EXERCISE INSTRUCTIONS: What is the number of lines containing the string "JSON"? Answer with the number only.

ENTRIES PROVIDED:
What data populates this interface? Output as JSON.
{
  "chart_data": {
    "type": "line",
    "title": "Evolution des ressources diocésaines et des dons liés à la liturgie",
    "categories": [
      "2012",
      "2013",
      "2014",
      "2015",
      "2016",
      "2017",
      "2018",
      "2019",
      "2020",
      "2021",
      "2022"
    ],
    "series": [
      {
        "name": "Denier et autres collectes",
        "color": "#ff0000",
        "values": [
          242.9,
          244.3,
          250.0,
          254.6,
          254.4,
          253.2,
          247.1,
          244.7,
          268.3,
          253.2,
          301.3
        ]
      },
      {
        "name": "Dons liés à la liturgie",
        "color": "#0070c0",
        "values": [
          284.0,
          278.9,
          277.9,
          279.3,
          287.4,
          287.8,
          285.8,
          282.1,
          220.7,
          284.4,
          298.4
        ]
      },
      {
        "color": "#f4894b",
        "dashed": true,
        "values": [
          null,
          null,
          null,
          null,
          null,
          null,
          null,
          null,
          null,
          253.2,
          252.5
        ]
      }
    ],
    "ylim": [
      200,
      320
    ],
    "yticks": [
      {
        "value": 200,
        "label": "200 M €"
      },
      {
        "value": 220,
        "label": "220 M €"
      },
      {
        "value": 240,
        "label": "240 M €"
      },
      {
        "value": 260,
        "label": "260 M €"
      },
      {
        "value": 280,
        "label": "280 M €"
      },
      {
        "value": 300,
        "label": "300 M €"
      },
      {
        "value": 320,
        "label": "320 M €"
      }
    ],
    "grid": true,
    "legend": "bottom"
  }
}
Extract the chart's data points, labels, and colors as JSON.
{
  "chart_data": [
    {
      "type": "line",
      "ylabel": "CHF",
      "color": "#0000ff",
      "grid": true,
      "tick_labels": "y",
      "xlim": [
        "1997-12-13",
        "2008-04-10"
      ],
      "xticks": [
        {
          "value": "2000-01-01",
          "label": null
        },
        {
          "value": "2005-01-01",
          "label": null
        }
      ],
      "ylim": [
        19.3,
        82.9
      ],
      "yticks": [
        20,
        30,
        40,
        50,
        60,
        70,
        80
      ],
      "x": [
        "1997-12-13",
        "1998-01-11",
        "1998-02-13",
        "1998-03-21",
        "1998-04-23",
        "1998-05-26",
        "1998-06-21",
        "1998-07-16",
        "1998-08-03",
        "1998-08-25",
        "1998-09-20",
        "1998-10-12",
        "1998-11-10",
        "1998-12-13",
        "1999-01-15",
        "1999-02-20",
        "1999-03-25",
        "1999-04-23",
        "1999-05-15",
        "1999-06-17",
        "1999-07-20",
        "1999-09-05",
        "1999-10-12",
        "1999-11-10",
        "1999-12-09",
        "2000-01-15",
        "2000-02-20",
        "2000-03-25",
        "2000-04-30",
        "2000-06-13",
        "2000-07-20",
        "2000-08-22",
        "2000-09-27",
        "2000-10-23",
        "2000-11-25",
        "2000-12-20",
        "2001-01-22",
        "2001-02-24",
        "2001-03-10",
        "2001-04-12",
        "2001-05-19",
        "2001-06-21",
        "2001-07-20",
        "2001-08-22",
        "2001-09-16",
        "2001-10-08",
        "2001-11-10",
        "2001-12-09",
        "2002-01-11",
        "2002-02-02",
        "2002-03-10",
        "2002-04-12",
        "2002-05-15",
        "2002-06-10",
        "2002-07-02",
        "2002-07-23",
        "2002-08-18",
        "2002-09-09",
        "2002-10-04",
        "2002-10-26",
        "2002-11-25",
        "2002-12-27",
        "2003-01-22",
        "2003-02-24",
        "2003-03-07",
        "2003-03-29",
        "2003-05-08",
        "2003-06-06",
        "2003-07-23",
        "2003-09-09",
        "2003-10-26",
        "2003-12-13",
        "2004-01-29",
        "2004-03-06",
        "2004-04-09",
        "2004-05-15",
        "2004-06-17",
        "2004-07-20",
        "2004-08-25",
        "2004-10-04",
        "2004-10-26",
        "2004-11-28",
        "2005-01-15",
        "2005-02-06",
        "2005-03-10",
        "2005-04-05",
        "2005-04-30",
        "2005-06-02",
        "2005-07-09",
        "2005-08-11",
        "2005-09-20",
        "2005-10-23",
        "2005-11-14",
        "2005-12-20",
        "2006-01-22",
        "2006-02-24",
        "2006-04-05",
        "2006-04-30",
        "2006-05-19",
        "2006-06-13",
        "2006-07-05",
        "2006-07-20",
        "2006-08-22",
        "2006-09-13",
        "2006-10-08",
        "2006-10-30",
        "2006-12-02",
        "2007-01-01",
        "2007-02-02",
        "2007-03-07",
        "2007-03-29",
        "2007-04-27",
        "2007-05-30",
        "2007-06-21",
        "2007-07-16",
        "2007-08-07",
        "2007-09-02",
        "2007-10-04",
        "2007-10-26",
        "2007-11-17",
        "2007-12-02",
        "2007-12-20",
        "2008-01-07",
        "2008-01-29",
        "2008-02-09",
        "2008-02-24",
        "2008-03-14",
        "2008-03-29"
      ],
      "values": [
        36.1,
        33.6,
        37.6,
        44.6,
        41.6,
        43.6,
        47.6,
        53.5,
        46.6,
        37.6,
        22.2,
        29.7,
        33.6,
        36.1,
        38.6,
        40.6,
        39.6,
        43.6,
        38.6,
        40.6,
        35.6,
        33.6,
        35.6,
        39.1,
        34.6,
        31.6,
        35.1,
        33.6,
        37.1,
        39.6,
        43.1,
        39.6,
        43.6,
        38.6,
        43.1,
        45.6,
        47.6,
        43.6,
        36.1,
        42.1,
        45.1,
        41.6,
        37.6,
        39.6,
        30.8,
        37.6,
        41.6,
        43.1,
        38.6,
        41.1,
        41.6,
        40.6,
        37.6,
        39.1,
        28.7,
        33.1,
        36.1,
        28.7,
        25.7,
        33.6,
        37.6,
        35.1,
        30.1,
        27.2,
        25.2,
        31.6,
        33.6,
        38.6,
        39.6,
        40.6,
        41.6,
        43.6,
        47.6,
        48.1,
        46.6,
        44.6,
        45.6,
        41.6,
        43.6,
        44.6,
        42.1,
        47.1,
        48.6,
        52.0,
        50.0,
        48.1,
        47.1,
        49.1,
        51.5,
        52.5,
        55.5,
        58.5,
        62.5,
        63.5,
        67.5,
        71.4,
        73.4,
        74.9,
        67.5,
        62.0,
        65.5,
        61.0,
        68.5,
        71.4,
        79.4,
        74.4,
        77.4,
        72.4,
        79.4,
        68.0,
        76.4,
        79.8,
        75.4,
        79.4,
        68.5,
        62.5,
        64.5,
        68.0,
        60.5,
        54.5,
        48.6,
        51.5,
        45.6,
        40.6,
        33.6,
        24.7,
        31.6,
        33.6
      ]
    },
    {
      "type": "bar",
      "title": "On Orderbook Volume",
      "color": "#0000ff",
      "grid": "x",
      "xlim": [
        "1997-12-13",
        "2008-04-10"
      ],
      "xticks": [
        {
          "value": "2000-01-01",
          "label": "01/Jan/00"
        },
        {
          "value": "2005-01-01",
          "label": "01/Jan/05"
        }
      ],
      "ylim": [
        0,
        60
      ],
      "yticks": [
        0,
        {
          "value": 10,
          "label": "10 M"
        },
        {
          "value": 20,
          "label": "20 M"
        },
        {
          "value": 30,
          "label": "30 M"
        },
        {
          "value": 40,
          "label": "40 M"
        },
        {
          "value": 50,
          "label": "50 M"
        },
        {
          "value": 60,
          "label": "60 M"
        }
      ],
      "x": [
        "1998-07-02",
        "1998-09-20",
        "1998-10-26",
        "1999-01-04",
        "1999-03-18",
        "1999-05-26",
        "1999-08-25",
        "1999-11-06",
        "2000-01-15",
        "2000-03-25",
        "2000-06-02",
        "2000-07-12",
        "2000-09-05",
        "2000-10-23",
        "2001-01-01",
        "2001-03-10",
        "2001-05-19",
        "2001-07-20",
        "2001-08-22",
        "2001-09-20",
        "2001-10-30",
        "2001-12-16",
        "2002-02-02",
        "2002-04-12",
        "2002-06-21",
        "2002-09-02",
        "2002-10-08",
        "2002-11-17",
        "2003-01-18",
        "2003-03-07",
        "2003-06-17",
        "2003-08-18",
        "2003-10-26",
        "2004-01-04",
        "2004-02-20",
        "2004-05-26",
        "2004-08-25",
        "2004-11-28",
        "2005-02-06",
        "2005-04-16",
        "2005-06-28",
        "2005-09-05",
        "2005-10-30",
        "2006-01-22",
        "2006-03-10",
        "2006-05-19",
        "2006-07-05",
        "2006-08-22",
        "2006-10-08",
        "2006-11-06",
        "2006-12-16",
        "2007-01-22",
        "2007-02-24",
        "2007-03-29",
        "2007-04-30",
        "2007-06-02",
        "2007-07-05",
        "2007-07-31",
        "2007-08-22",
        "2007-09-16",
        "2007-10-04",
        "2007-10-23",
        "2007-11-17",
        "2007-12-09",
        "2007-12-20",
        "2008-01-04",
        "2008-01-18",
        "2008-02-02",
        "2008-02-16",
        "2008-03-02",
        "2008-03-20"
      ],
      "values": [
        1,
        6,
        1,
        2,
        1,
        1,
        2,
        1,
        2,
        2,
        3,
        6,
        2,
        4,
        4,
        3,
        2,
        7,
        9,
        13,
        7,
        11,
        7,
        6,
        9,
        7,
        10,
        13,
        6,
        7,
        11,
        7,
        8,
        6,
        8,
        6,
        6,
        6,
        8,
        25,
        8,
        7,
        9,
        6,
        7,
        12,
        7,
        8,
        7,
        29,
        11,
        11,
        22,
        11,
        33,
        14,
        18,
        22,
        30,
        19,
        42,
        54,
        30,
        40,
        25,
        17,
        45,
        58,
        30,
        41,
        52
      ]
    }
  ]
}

ANSWER TO THIS PROBLEM: 2